__Requirements__.
Transcribe all the entries word for word, omitting any pictures they contain.

[Dataset rows]
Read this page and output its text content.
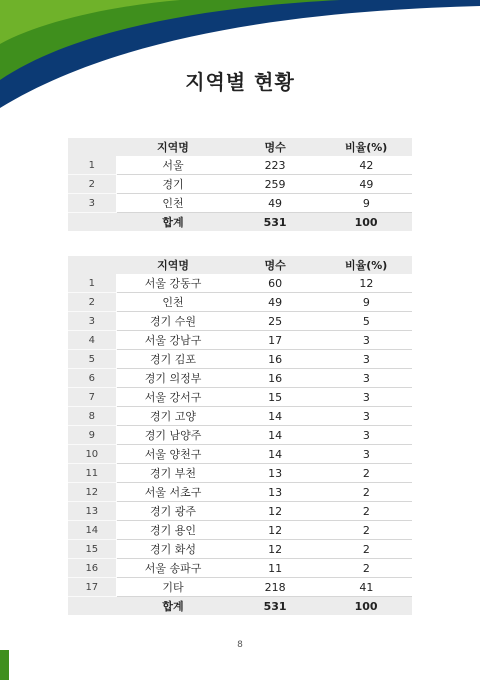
지역별 현황
	지역명	명수	비율(%)
1	서울	223	42
2	경기	259	49
3	인천	49	9
	합계	531	100
	지역명	명수	비율(%)
1	서울 강동구	60	12
2	인천	49	9
3	경기 수원	25	5
4	서울 강남구	17	3
5	경기 김포	16	3
6	경기 의정부	16	3
7	서울 강서구	15	3
8	경기 고양	14	3
9	경기 남양주	14	3
10	서울 양천구	14	3
11	경기 부천	13	2
12	서울 서초구	13	2
13	경기 광주	12	2
14	경기 용인	12	2
15	경기 화성	12	2
16	서울 송파구	11	2
17	기타	218	41
	합계	531	100
8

__Result__.
Read this page and output its text content.
지역별 현황
	지역명	명수	비율(%)
1	서울	223	42
2	경기	259	49
3	인천	49	9
	합계	531	100
	지역명	명수	비율(%)
1	서울 강동구	60	12
2	인천	49	9
3	경기 수원	25	5
4	서울 강남구	17	3
5	경기 김포	16	3
6	경기 의정부	16	3
7	서울 강서구	15	3
8	경기 고양	14	3
9	경기 남양주	14	3
10	서울 양천구	14	3
11	경기 부천	13	2
12	서울 서초구	13	2
13	경기 광주	12	2
14	경기 용인	12	2
15	경기 화성	12	2
16	서울 송파구	11	2
17	기타	218	41
	합계	531	100
8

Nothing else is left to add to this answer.